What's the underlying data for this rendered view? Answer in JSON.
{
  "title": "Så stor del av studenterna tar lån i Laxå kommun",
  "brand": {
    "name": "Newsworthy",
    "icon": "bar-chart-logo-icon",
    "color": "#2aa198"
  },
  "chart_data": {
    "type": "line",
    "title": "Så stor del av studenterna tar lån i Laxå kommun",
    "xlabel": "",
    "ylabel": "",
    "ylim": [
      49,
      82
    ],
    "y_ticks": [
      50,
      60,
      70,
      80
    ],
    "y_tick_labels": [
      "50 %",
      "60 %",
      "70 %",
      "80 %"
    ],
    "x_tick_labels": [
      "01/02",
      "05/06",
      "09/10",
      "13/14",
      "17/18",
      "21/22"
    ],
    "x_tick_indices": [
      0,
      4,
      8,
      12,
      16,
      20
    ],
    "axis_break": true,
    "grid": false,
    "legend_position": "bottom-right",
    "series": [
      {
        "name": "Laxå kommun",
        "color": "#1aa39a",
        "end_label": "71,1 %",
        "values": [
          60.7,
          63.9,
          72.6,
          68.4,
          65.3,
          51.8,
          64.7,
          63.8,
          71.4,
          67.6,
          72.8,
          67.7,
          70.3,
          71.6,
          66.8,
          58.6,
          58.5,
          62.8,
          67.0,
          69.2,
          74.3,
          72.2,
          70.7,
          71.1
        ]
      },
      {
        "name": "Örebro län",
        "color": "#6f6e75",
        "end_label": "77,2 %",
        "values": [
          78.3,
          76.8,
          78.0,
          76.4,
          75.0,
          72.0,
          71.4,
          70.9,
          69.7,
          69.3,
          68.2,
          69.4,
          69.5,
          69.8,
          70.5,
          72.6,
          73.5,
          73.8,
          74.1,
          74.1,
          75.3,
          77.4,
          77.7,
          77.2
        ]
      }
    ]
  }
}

####################

● **Exercise goal**: Repeat every line of the material exactly as given.

● **Final answer**:
What's the underlying data for this rendered view? Answer in JSON.
{
  "title": "Så stor del av studenterna tar lån i Laxå kommun",
  "brand": {
    "name": "Newsworthy",
    "icon": "bar-chart-logo-icon",
    "color": "#2aa198"
  },
  "chart_data": {
    "type": "line",
    "title": "Så stor del av studenterna tar lån i Laxå kommun",
    "xlabel": "",
    "ylabel": "",
    "ylim": [
      49,
      82
    ],
    "y_ticks": [
      50,
      60,
      70,
      80
    ],
    "y_tick_labels": [
      "50 %",
      "60 %",
      "70 %",
      "80 %"
    ],
    "x_tick_labels": [
      "01/02",
      "05/06",
      "09/10",
      "13/14",
      "17/18",
      "21/22"
    ],
    "x_tick_indices": [
      0,
      4,
      8,
      12,
      16,
      20
    ],
    "axis_break": true,
    "grid": false,
    "legend_position": "bottom-right",
    "series": [
      {
        "name": "Laxå kommun",
        "color": "#1aa39a",
        "end_label": "71,1 %",
        "values": [
          60.7,
          63.9,
          72.6,
          68.4,
          65.3,
          51.8,
          64.7,
          63.8,
          71.4,
          67.6,
          72.8,
          67.7,
          70.3,
          71.6,
          66.8,
          58.6,
          58.5,
          62.8,
          67.0,
          69.2,
          74.3,
          72.2,
          70.7,
          71.1
        ]
      },
      {
        "name": "Örebro län",
        "color": "#6f6e75",
        "end_label": "77,2 %",
        "values": [
          78.3,
          76.8,
          78.0,
          76.4,
          75.0,
          72.0,
          71.4,
          70.9,
          69.7,
          69.3,
          68.2,
          69.4,
          69.5,
          69.8,
          70.5,
          72.6,
          73.5,
          73.8,
          74.1,
          74.1,
          75.3,
          77.4,
          77.7,
          77.2
        ]
      }
    ]
  }
}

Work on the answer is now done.